▸ **YOUR TASK**
Restate the full set of records exactly, without adding or dropping a word.

▸ **SUPPLIED RECORDS**
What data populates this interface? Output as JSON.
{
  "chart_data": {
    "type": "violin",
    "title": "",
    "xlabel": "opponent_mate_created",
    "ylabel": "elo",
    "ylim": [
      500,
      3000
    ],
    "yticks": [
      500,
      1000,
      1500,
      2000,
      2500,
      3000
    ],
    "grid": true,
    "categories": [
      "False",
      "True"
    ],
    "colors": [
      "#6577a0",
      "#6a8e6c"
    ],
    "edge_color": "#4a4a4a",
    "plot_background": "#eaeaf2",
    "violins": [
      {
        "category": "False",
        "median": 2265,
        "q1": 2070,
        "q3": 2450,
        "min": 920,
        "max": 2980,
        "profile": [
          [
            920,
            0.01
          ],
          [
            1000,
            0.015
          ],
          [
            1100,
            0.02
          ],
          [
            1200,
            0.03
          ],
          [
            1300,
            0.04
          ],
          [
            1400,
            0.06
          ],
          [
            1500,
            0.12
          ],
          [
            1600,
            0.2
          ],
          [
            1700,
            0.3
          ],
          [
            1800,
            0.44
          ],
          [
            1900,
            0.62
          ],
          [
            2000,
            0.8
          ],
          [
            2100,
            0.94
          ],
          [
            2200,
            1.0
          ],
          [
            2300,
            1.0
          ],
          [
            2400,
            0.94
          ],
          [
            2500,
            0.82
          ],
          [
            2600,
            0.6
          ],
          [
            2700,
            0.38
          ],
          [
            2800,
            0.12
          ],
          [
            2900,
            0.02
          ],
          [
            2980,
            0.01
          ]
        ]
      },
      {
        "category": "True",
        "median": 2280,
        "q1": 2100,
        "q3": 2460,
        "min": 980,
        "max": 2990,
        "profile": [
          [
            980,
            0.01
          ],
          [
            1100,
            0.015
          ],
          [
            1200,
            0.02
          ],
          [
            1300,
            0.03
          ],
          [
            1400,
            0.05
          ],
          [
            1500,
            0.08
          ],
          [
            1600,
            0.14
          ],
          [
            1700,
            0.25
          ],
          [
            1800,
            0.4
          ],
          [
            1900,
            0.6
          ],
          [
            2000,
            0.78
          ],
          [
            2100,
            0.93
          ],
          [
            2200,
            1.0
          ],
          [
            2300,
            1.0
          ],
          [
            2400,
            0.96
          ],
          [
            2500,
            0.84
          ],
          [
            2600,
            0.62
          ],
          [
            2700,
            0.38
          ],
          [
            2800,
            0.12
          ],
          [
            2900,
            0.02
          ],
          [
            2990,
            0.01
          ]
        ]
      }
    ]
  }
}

▸ **RESPONSE TO THE EXERCISE**
What data populates this interface? Output as JSON.
{
  "chart_data": {
    "type": "violin",
    "title": "",
    "xlabel": "opponent_mate_created",
    "ylabel": "elo",
    "ylim": [
      500,
      3000
    ],
    "yticks": [
      500,
      1000,
      1500,
      2000,
      2500,
      3000
    ],
    "grid": true,
    "categories": [
      "False",
      "True"
    ],
    "colors": [
      "#6577a0",
      "#6a8e6c"
    ],
    "edge_color": "#4a4a4a",
    "plot_background": "#eaeaf2",
    "violins": [
      {
        "category": "False",
        "median": 2265,
        "q1": 2070,
        "q3": 2450,
        "min": 920,
        "max": 2980,
        "profile": [
          [
            920,
            0.01
          ],
          [
            1000,
            0.015
          ],
          [
            1100,
            0.02
          ],
          [
            1200,
            0.03
          ],
          [
            1300,
            0.04
          ],
          [
            1400,
            0.06
          ],
          [
            1500,
            0.12
          ],
          [
            1600,
            0.2
          ],
          [
            1700,
            0.3
          ],
          [
            1800,
            0.44
          ],
          [
            1900,
            0.62
          ],
          [
            2000,
            0.8
          ],
          [
            2100,
            0.94
          ],
          [
            2200,
            1.0
          ],
          [
            2300,
            1.0
          ],
          [
            2400,
            0.94
          ],
          [
            2500,
            0.82
          ],
          [
            2600,
            0.6
          ],
          [
            2700,
            0.38
          ],
          [
            2800,
            0.12
          ],
          [
            2900,
            0.02
          ],
          [
            2980,
            0.01
          ]
        ]
      },
      {
        "category": "True",
        "median": 2280,
        "q1": 2100,
        "q3": 2460,
        "min": 980,
        "max": 2990,
        "profile": [
          [
            980,
            0.01
          ],
          [
            1100,
            0.015
          ],
          [
            1200,
            0.02
          ],
          [
            1300,
            0.03
          ],
          [
            1400,
            0.05
          ],
          [
            1500,
            0.08
          ],
          [
            1600,
            0.14
          ],
          [
            1700,
            0.25
          ],
          [
            1800,
            0.4
          ],
          [
            1900,
            0.6
          ],
          [
            2000,
            0.78
          ],
          [
            2100,
            0.93
          ],
          [
            2200,
            1.0
          ],
          [
            2300,
            1.0
          ],
          [
            2400,
            0.96
          ],
          [
            2500,
            0.84
          ],
          [
            2600,
            0.62
          ],
          [
            2700,
            0.38
          ],
          [
            2800,
            0.12
          ],
          [
            2900,
            0.02
          ],
          [
            2990,
            0.01
          ]
        ]
      }
    ]
  }
}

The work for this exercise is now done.